● **Listed records**:
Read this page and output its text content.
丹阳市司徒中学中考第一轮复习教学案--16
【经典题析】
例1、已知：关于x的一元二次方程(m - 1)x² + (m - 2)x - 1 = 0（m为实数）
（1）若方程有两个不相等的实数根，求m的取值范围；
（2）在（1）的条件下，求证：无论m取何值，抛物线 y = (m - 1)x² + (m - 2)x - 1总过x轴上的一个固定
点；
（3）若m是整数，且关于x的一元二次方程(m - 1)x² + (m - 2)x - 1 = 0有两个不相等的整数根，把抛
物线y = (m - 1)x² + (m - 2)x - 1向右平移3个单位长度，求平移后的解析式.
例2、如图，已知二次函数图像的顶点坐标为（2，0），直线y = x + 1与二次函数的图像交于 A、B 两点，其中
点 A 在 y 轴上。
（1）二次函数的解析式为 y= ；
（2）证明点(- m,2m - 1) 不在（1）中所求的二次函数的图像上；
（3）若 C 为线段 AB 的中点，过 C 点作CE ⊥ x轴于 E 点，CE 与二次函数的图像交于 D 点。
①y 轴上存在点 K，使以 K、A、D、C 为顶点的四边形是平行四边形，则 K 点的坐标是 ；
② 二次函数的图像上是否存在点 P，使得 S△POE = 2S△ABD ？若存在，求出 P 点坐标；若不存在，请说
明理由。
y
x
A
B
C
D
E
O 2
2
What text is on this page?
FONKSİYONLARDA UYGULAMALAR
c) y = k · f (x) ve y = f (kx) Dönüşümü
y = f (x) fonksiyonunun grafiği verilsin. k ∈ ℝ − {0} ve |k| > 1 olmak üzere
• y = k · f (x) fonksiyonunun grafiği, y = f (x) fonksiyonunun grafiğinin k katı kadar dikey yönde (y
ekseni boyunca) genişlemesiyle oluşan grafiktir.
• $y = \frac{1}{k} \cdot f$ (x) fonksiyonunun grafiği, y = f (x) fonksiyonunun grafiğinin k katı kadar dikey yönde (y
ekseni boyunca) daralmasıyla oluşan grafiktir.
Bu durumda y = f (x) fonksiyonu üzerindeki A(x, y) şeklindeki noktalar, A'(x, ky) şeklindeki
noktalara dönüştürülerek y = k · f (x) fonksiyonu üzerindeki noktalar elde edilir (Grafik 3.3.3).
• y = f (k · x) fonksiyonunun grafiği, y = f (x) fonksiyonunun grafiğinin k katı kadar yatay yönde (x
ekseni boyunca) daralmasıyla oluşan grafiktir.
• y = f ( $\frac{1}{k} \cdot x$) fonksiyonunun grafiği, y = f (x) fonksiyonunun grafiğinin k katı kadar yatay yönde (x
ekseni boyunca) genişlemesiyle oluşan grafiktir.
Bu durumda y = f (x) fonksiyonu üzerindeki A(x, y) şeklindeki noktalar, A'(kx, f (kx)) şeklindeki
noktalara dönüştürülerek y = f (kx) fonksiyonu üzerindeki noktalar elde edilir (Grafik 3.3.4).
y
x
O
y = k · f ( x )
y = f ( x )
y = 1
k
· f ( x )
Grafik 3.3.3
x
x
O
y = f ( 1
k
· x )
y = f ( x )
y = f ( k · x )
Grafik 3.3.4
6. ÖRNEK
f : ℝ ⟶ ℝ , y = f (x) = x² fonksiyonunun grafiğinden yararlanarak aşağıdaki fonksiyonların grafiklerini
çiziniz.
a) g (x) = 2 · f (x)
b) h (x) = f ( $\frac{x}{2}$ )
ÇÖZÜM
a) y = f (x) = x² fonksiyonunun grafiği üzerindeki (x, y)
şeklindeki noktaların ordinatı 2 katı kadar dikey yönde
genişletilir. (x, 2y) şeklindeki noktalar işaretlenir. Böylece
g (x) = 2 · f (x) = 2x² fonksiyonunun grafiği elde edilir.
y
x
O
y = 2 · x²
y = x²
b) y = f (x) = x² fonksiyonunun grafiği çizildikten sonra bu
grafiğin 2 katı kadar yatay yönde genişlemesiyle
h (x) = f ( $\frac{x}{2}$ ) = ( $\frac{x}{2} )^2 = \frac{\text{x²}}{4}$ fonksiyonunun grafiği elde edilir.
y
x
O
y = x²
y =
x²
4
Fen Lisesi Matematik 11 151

● **Work instructions**:
Output each entry precisely as given.

● **Result**:
Read this page and output its text content.
丹阳市司徒中学中考第一轮复习教学案--16
【经典题析】
例1、已知：关于x的一元二次方程(m - 1)x² + (m - 2)x - 1 = 0（m为实数）
（1）若方程有两个不相等的实数根，求m的取值范围；
（2）在（1）的条件下，求证：无论m取何值，抛物线 y = (m - 1)x² + (m - 2)x - 1总过x轴上的一个固定
点；
（3）若m是整数，且关于x的一元二次方程(m - 1)x² + (m - 2)x - 1 = 0有两个不相等的整数根，把抛
物线y = (m - 1)x² + (m - 2)x - 1向右平移3个单位长度，求平移后的解析式.
例2、如图，已知二次函数图像的顶点坐标为（2，0），直线y = x + 1与二次函数的图像交于 A、B 两点，其中
点 A 在 y 轴上。
（1）二次函数的解析式为 y= ；
（2）证明点(- m,2m - 1) 不在（1）中所求的二次函数的图像上；
（3）若 C 为线段 AB 的中点，过 C 点作CE ⊥ x轴于 E 点，CE 与二次函数的图像交于 D 点。
①y 轴上存在点 K，使以 K、A、D、C 为顶点的四边形是平行四边形，则 K 点的坐标是 ；
② 二次函数的图像上是否存在点 P，使得 S△POE = 2S△ABD ？若存在，求出 P 点坐标；若不存在，请说
明理由。
y
x
A
B
C
D
E
O 2
2
What text is on this page?
FONKSİYONLARDA UYGULAMALAR
c) y = k · f (x) ve y = f (kx) Dönüşümü
y = f (x) fonksiyonunun grafiği verilsin. k ∈ ℝ − {0} ve |k| > 1 olmak üzere
• y = k · f (x) fonksiyonunun grafiği, y = f (x) fonksiyonunun grafiğinin k katı kadar dikey yönde (y
ekseni boyunca) genişlemesiyle oluşan grafiktir.
• $y = \frac{1}{k} \cdot f$ (x) fonksiyonunun grafiği, y = f (x) fonksiyonunun grafiğinin k katı kadar dikey yönde (y
ekseni boyunca) daralmasıyla oluşan grafiktir.
Bu durumda y = f (x) fonksiyonu üzerindeki A(x, y) şeklindeki noktalar, A'(x, ky) şeklindeki
noktalara dönüştürülerek y = k · f (x) fonksiyonu üzerindeki noktalar elde edilir (Grafik 3.3.3).
• y = f (k · x) fonksiyonunun grafiği, y = f (x) fonksiyonunun grafiğinin k katı kadar yatay yönde (x
ekseni boyunca) daralmasıyla oluşan grafiktir.
• y = f ( $\frac{1}{k} \cdot x$) fonksiyonunun grafiği, y = f (x) fonksiyonunun grafiğinin k katı kadar yatay yönde (x
ekseni boyunca) genişlemesiyle oluşan grafiktir.
Bu durumda y = f (x) fonksiyonu üzerindeki A(x, y) şeklindeki noktalar, A'(kx, f (kx)) şeklindeki
noktalara dönüştürülerek y = f (kx) fonksiyonu üzerindeki noktalar elde edilir (Grafik 3.3.4).
y
x
O
y = k · f ( x )
y = f ( x )
y = 1
k
· f ( x )
Grafik 3.3.3
x
x
O
y = f ( 1
k
· x )
y = f ( x )
y = f ( k · x )
Grafik 3.3.4
6. ÖRNEK
f : ℝ ⟶ ℝ , y = f (x) = x² fonksiyonunun grafiğinden yararlanarak aşağıdaki fonksiyonların grafiklerini
çiziniz.
a) g (x) = 2 · f (x)
b) h (x) = f ( $\frac{x}{2}$ )
ÇÖZÜM
a) y = f (x) = x² fonksiyonunun grafiği üzerindeki (x, y)
şeklindeki noktaların ordinatı 2 katı kadar dikey yönde
genişletilir. (x, 2y) şeklindeki noktalar işaretlenir. Böylece
g (x) = 2 · f (x) = 2x² fonksiyonunun grafiği elde edilir.
y
x
O
y = 2 · x²
y = x²
b) y = f (x) = x² fonksiyonunun grafiği çizildikten sonra bu
grafiğin 2 katı kadar yatay yönde genişlemesiyle
h (x) = f ( $\frac{x}{2}$ ) = ( $\frac{x}{2} )^2 = \frac{\text{x²}}{4}$ fonksiyonunun grafiği elde edilir.
y
x
O
y = x²
y =
x²
4
Fen Lisesi Matematik 11 151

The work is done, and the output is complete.